GIVEN EXERCISE: What follows is a listing; give it again exactly, in its entirety.

DATA SUPPLIED:
━━━━━━━━
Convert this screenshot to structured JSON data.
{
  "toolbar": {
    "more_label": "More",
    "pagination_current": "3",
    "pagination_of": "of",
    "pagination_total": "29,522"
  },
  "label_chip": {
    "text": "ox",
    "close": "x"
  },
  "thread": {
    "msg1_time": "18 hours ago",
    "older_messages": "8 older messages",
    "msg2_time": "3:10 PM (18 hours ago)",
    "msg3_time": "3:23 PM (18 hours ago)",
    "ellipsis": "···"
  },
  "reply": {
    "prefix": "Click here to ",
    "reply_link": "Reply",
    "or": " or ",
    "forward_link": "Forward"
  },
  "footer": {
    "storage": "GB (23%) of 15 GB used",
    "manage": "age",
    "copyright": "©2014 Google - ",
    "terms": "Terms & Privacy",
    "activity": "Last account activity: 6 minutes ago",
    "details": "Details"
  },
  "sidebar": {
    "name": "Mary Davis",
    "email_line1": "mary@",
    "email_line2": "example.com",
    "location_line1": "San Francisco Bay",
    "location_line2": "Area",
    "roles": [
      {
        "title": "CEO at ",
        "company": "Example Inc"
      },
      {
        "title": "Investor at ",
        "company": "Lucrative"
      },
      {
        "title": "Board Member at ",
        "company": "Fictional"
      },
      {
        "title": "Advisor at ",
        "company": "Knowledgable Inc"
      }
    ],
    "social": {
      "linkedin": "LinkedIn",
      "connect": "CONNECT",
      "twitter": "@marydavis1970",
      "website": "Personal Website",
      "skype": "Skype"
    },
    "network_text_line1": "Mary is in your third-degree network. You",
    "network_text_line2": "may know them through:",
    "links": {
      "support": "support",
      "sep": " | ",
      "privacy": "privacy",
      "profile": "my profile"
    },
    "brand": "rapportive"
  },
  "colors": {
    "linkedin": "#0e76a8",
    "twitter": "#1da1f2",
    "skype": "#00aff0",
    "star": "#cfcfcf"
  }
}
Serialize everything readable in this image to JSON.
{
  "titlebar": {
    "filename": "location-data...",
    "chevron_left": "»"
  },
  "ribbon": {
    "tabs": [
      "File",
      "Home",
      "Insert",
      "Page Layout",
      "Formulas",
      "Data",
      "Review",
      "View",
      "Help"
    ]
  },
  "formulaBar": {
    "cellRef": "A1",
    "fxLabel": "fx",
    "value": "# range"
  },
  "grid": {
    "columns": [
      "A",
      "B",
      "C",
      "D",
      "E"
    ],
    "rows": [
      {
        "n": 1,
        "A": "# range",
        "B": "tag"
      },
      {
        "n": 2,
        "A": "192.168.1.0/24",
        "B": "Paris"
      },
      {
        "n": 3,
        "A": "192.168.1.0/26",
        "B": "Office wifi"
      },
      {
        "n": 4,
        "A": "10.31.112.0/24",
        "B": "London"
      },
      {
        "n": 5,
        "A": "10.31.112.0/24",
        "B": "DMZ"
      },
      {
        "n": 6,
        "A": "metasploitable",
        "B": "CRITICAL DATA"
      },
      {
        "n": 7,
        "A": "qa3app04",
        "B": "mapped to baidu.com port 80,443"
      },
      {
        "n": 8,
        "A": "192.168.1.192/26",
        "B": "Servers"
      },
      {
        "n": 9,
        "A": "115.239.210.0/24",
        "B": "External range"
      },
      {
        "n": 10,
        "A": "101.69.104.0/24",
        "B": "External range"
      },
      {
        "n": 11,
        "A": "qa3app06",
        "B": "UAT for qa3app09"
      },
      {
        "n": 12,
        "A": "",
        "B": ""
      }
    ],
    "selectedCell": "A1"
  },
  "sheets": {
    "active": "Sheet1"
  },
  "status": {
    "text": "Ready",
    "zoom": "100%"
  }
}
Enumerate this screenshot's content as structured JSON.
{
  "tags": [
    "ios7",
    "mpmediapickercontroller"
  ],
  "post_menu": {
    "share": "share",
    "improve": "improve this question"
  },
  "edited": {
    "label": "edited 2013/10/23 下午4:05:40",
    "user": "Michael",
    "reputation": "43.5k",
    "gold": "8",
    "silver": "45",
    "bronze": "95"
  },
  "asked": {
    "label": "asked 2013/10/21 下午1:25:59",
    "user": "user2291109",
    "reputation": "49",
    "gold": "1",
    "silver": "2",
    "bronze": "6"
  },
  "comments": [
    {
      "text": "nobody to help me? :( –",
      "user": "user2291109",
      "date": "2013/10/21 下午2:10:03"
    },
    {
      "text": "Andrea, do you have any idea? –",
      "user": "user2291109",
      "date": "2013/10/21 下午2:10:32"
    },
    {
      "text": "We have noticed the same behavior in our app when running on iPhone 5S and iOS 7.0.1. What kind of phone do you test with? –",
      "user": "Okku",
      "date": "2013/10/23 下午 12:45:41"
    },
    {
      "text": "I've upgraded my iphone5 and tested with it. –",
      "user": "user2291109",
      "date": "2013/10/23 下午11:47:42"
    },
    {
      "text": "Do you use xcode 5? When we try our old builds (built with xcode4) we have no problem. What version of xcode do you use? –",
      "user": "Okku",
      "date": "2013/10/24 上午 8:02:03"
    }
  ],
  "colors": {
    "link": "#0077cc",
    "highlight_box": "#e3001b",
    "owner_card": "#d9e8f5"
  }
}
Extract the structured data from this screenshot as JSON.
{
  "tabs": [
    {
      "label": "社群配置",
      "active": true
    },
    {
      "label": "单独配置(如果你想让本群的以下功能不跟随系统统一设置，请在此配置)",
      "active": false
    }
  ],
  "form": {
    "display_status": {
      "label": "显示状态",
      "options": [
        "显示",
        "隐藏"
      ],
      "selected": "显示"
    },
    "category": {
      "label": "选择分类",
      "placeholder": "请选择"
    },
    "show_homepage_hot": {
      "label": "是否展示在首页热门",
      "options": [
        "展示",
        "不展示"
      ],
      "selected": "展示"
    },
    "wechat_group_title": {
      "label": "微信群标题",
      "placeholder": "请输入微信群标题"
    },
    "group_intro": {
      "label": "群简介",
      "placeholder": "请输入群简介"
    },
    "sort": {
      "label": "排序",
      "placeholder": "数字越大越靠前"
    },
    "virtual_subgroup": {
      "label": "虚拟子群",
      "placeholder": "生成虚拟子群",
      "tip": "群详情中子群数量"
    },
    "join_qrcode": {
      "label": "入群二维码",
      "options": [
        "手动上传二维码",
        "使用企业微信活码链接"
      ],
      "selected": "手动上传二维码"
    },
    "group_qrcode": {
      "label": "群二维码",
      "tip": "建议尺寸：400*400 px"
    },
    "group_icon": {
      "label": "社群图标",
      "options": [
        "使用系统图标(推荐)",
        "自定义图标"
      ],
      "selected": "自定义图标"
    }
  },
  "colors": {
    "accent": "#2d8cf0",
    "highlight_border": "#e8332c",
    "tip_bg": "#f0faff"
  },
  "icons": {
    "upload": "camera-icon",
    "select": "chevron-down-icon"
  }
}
━━━━━━━━
TASK OUTPUT:
Convert this screenshot to structured JSON data.
{
  "toolbar": {
    "more_label": "More",
    "pagination_current": "3",
    "pagination_of": "of",
    "pagination_total": "29,522"
  },
  "label_chip": {
    "text": "ox",
    "close": "x"
  },
  "thread": {
    "msg1_time": "18 hours ago",
    "older_messages": "8 older messages",
    "msg2_time": "3:10 PM (18 hours ago)",
    "msg3_time": "3:23 PM (18 hours ago)",
    "ellipsis": "···"
  },
  "reply": {
    "prefix": "Click here to ",
    "reply_link": "Reply",
    "or": " or ",
    "forward_link": "Forward"
  },
  "footer": {
    "storage": "GB (23%) of 15 GB used",
    "manage": "age",
    "copyright": "©2014 Google - ",
    "terms": "Terms & Privacy",
    "activity": "Last account activity: 6 minutes ago",
    "details": "Details"
  },
  "sidebar": {
    "name": "Mary Davis",
    "email_line1": "mary@",
    "email_line2": "example.com",
    "location_line1": "San Francisco Bay",
    "location_line2": "Area",
    "roles": [
      {
        "title": "CEO at ",
        "company": "Example Inc"
      },
      {
        "title": "Investor at ",
        "company": "Lucrative"
      },
      {
        "title": "Board Member at ",
        "company": "Fictional"
      },
      {
        "title": "Advisor at ",
        "company": "Knowledgable Inc"
      }
    ],
    "social": {
      "linkedin": "LinkedIn",
      "connect": "CONNECT",
      "twitter": "@marydavis1970",
      "website": "Personal Website",
      "skype": "Skype"
    },
    "network_text_line1": "Mary is in your third-degree network. You",
    "network_text_line2": "may know them through:",
    "links": {
      "support": "support",
      "sep": " | ",
      "privacy": "privacy",
      "profile": "my profile"
    },
    "brand": "rapportive"
  },
  "colors": {
    "linkedin": "#0e76a8",
    "twitter": "#1da1f2",
    "skype": "#00aff0",
    "star": "#cfcfcf"
  }
}
Serialize everything readable in this image to JSON.
{
  "titlebar": {
    "filename": "location-data...",
    "chevron_left": "»"
  },
  "ribbon": {
    "tabs": [
      "File",
      "Home",
      "Insert",
      "Page Layout",
      "Formulas",
      "Data",
      "Review",
      "View",
      "Help"
    ]
  },
  "formulaBar": {
    "cellRef": "A1",
    "fxLabel": "fx",
    "value": "# range"
  },
  "grid": {
    "columns": [
      "A",
      "B",
      "C",
      "D",
      "E"
    ],
    "rows": [
      {
        "n": 1,
        "A": "# range",
        "B": "tag"
      },
      {
        "n": 2,
        "A": "192.168.1.0/24",
        "B": "Paris"
      },
      {
        "n": 3,
        "A": "192.168.1.0/26",
        "B": "Office wifi"
      },
      {
        "n": 4,
        "A": "10.31.112.0/24",
        "B": "London"
      },
      {
        "n": 5,
        "A": "10.31.112.0/24",
        "B": "DMZ"
      },
      {
        "n": 6,
        "A": "metasploitable",
        "B": "CRITICAL DATA"
      },
      {
        "n": 7,
        "A": "qa3app04",
        "B": "mapped to baidu.com port 80,443"
      },
      {
        "n": 8,
        "A": "192.168.1.192/26",
        "B": "Servers"
      },
      {
        "n": 9,
        "A": "115.239.210.0/24",
        "B": "External range"
      },
      {
        "n": 10,
        "A": "101.69.104.0/24",
        "B": "External range"
      },
      {
        "n": 11,
        "A": "qa3app06",
        "B": "UAT for qa3app09"
      },
      {
        "n": 12,
        "A": "",
        "B": ""
      }
    ],
    "selectedCell": "A1"
  },
  "sheets": {
    "active": "Sheet1"
  },
  "status": {
    "text": "Ready",
    "zoom": "100%"
  }
}
Enumerate this screenshot's content as structured JSON.
{
  "tags": [
    "ios7",
    "mpmediapickercontroller"
  ],
  "post_menu": {
    "share": "share",
    "improve": "improve this question"
  },
  "edited": {
    "label": "edited 2013/10/23 下午4:05:40",
    "user": "Michael",
    "reputation": "43.5k",
    "gold": "8",
    "silver": "45",
    "bronze": "95"
  },
  "asked": {
    "label": "asked 2013/10/21 下午1:25:59",
    "user": "user2291109",
    "reputation": "49",
    "gold": "1",
    "silver": "2",
    "bronze": "6"
  },
  "comments": [
    {
      "text": "nobody to help me? :( –",
      "user": "user2291109",
      "date": "2013/10/21 下午2:10:03"
    },
    {
      "text": "Andrea, do you have any idea? –",
      "user": "user2291109",
      "date": "2013/10/21 下午2:10:32"
    },
    {
      "text": "We have noticed the same behavior in our app when running on iPhone 5S and iOS 7.0.1. What kind of phone do you test with? –",
      "user": "Okku",
      "date": "2013/10/23 下午 12:45:41"
    },
    {
      "text": "I've upgraded my iphone5 and tested with it. –",
      "user": "user2291109",
      "date": "2013/10/23 下午11:47:42"
    },
    {
      "text": "Do you use xcode 5? When we try our old builds (built with xcode4) we have no problem. What version of xcode do you use? –",
      "user": "Okku",
      "date": "2013/10/24 上午 8:02:03"
    }
  ],
  "colors": {
    "link": "#0077cc",
    "highlight_box": "#e3001b",
    "owner_card": "#d9e8f5"
  }
}
Extract the structured data from this screenshot as JSON.
{
  "tabs": [
    {
      "label": "社群配置",
      "active": true
    },
    {
      "label": "单独配置(如果你想让本群的以下功能不跟随系统统一设置，请在此配置)",
      "active": false
    }
  ],
  "form": {
    "display_status": {
      "label": "显示状态",
      "options": [
        "显示",
        "隐藏"
      ],
      "selected": "显示"
    },
    "category": {
      "label": "选择分类",
      "placeholder": "请选择"
    },
    "show_homepage_hot": {
      "label": "是否展示在首页热门",
      "options": [
        "展示",
        "不展示"
      ],
      "selected": "展示"
    },
    "wechat_group_title": {
      "label": "微信群标题",
      "placeholder": "请输入微信群标题"
    },
    "group_intro": {
      "label": "群简介",
      "placeholder": "请输入群简介"
    },
    "sort": {
      "label": "排序",
      "placeholder": "数字越大越靠前"
    },
    "virtual_subgroup": {
      "label": "虚拟子群",
      "placeholder": "生成虚拟子群",
      "tip": "群详情中子群数量"
    },
    "join_qrcode": {
      "label": "入群二维码",
      "options": [
        "手动上传二维码",
        "使用企业微信活码链接"
      ],
      "selected": "手动上传二维码"
    },
    "group_qrcode": {
      "label": "群二维码",
      "tip": "建议尺寸：400*400 px"
    },
    "group_icon": {
      "label": "社群图标",
      "options": [
        "使用系统图标(推荐)",
        "自定义图标"
      ],
      "selected": "自定义图标"
    }
  },
  "colors": {
    "accent": "#2d8cf0",
    "highlight_border": "#e8332c",
    "tip_bg": "#f0faff"
  },
  "icons": {
    "upload": "camera-icon",
    "select": "chevron-down-icon"
  }
}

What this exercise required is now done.